Instructions for the task → Below are some records; work out how many of their lines contain "title" and give the number only.

A run of records
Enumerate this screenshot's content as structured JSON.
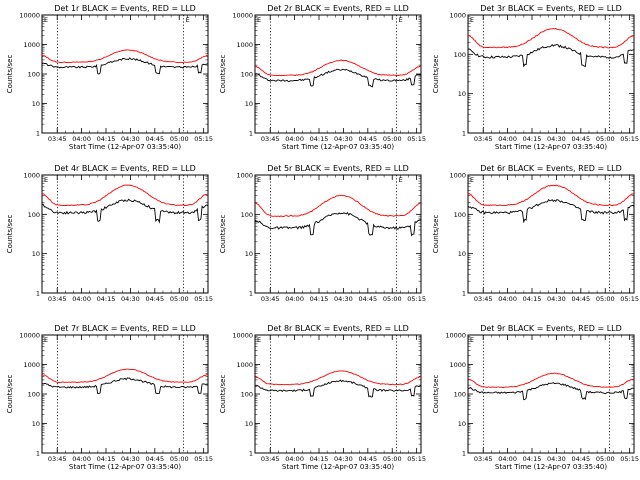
{
  "colors": {
    "events": "#000000",
    "lld": "#ff0000",
    "axis": "#000000"
  },
  "chart_data": [
    {
      "type": "line",
      "title": "Det 1r BLACK = Events, RED = LLD",
      "ylabel": "Counts/sec",
      "xlabel": "Start Time (12-Apr-07 03:35:40)",
      "yscale": "log",
      "ylim": [
        1,
        10000
      ],
      "xlim": [
        0,
        42
      ],
      "xtick_labels": [
        "03:45",
        "04:00",
        "04:15",
        "04:30",
        "04:45",
        "05:00",
        "05:15"
      ],
      "ytick_labels": [
        "1",
        "10",
        "100",
        "1000",
        "10000"
      ],
      "markers": [
        "E",
        "E"
      ],
      "series": [
        {
          "name": "Events",
          "color": "#000000",
          "base": 170,
          "peak": 330,
          "edge": 230
        },
        {
          "name": "LLD",
          "color": "#ff0000",
          "base": 250,
          "peak": 650,
          "edge": 420
        }
      ]
    },
    {
      "type": "line",
      "title": "Det 2r BLACK = Events, RED = LLD",
      "ylabel": "Counts/sec",
      "xlabel": "Start Time (12-Apr-07 03:35:40)",
      "yscale": "log",
      "ylim": [
        1,
        10000
      ],
      "xlim": [
        0,
        42
      ],
      "xtick_labels": [
        "03:45",
        "04:00",
        "04:15",
        "04:30",
        "04:45",
        "05:00",
        "05:15"
      ],
      "ytick_labels": [
        "1",
        "10",
        "100",
        "1000",
        "10000"
      ],
      "markers": [
        "E",
        "E"
      ],
      "series": [
        {
          "name": "Events",
          "color": "#000000",
          "base": 60,
          "peak": 140,
          "edge": 100
        },
        {
          "name": "LLD",
          "color": "#ff0000",
          "base": 90,
          "peak": 290,
          "edge": 180
        }
      ]
    },
    {
      "type": "line",
      "title": "Det 3r BLACK = Events, RED = LLD",
      "ylabel": "Counts/sec",
      "xlabel": "Start Time (12-Apr-07 03:35:40)",
      "yscale": "log",
      "ylim": [
        1,
        1000
      ],
      "xlim": [
        0,
        42
      ],
      "xtick_labels": [
        "03:45",
        "04:00",
        "04:15",
        "04:30",
        "04:45",
        "05:00",
        "05:15"
      ],
      "ytick_labels": [
        "1",
        "10",
        "100",
        "1000"
      ],
      "markers": [
        "E"
      ],
      "series": [
        {
          "name": "Events",
          "color": "#000000",
          "base": 85,
          "peak": 170,
          "edge": 130
        },
        {
          "name": "LLD",
          "color": "#ff0000",
          "base": 150,
          "peak": 450,
          "edge": 300
        }
      ]
    },
    {
      "type": "line",
      "title": "Det 4r BLACK = Events, RED = LLD",
      "ylabel": "Counts/sec",
      "xlabel": "",
      "yscale": "log",
      "ylim": [
        1,
        1000
      ],
      "xlim": [
        0,
        42
      ],
      "xtick_labels": [
        "03:45",
        "04:00",
        "04:15",
        "04:30",
        "04:45",
        "05:00",
        "05:15"
      ],
      "ytick_labels": [
        "1",
        "10",
        "100",
        "1000"
      ],
      "markers": [
        "E"
      ],
      "series": [
        {
          "name": "Events",
          "color": "#000000",
          "base": 110,
          "peak": 230,
          "edge": 170
        },
        {
          "name": "LLD",
          "color": "#ff0000",
          "base": 170,
          "peak": 550,
          "edge": 330
        }
      ]
    },
    {
      "type": "line",
      "title": "Det 5r BLACK = Events, RED = LLD",
      "ylabel": "Counts/sec",
      "xlabel": "",
      "yscale": "log",
      "ylim": [
        1,
        1000
      ],
      "xlim": [
        0,
        42
      ],
      "xtick_labels": [
        "03:45",
        "04:00",
        "04:15",
        "04:30",
        "04:45",
        "05:00",
        "05:15"
      ],
      "ytick_labels": [
        "1",
        "10",
        "100",
        "1000"
      ],
      "markers": [
        "E",
        "E"
      ],
      "series": [
        {
          "name": "Events",
          "color": "#000000",
          "base": 45,
          "peak": 110,
          "edge": 70
        },
        {
          "name": "LLD",
          "color": "#ff0000",
          "base": 90,
          "peak": 300,
          "edge": 190
        }
      ]
    },
    {
      "type": "line",
      "title": "Det 6r BLACK = Events, RED = LLD",
      "ylabel": "Counts/sec",
      "xlabel": "",
      "yscale": "log",
      "ylim": [
        1,
        1000
      ],
      "xlim": [
        0,
        42
      ],
      "xtick_labels": [
        "03:45",
        "04:00",
        "04:15",
        "04:30",
        "04:45",
        "05:00",
        "05:15"
      ],
      "ytick_labels": [
        "1",
        "10",
        "100",
        "1000"
      ],
      "markers": [
        "E"
      ],
      "series": [
        {
          "name": "Events",
          "color": "#000000",
          "base": 110,
          "peak": 230,
          "edge": 160
        },
        {
          "name": "LLD",
          "color": "#ff0000",
          "base": 170,
          "peak": 550,
          "edge": 330
        }
      ]
    },
    {
      "type": "line",
      "title": "Det 7r BLACK = Events, RED = LLD",
      "ylabel": "Counts/sec",
      "xlabel": "Start Time (12-Apr-07 03:35:40)",
      "yscale": "log",
      "ylim": [
        1,
        10000
      ],
      "xlim": [
        0,
        42
      ],
      "xtick_labels": [
        "03:45",
        "04:00",
        "04:15",
        "04:30",
        "04:45",
        "05:00",
        "05:15"
      ],
      "ytick_labels": [
        "1",
        "10",
        "100",
        "1000",
        "10000"
      ],
      "markers": [
        "E"
      ],
      "series": [
        {
          "name": "Events",
          "color": "#000000",
          "base": 170,
          "peak": 330,
          "edge": 230
        },
        {
          "name": "LLD",
          "color": "#ff0000",
          "base": 250,
          "peak": 700,
          "edge": 450
        }
      ]
    },
    {
      "type": "line",
      "title": "Det 8r BLACK = Events, RED = LLD",
      "ylabel": "Counts/sec",
      "xlabel": "Start Time (12-Apr-07 03:35:40)",
      "yscale": "log",
      "ylim": [
        1,
        10000
      ],
      "xlim": [
        0,
        42
      ],
      "xtick_labels": [
        "03:45",
        "04:00",
        "04:15",
        "04:30",
        "04:45",
        "05:00",
        "05:15"
      ],
      "ytick_labels": [
        "1",
        "10",
        "100",
        "1000",
        "10000"
      ],
      "markers": [
        "E"
      ],
      "series": [
        {
          "name": "Events",
          "color": "#000000",
          "base": 130,
          "peak": 280,
          "edge": 190
        },
        {
          "name": "LLD",
          "color": "#ff0000",
          "base": 210,
          "peak": 600,
          "edge": 380
        }
      ]
    },
    {
      "type": "line",
      "title": "Det 9r BLACK = Events, RED = LLD",
      "ylabel": "Counts/sec",
      "xlabel": "Start Time (12-Apr-07 03:35:40)",
      "yscale": "log",
      "ylim": [
        1,
        10000
      ],
      "xlim": [
        0,
        42
      ],
      "xtick_labels": [
        "03:45",
        "04:00",
        "04:15",
        "04:30",
        "04:45",
        "05:00",
        "05:15"
      ],
      "ytick_labels": [
        "1",
        "10",
        "100",
        "1000",
        "10000"
      ],
      "markers": [
        "E"
      ],
      "series": [
        {
          "name": "Events",
          "color": "#000000",
          "base": 110,
          "peak": 230,
          "edge": 160
        },
        {
          "name": "LLD",
          "color": "#ff0000",
          "base": 170,
          "peak": 500,
          "edge": 320
        }
      ]
    }
  ]
}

Written answer → 9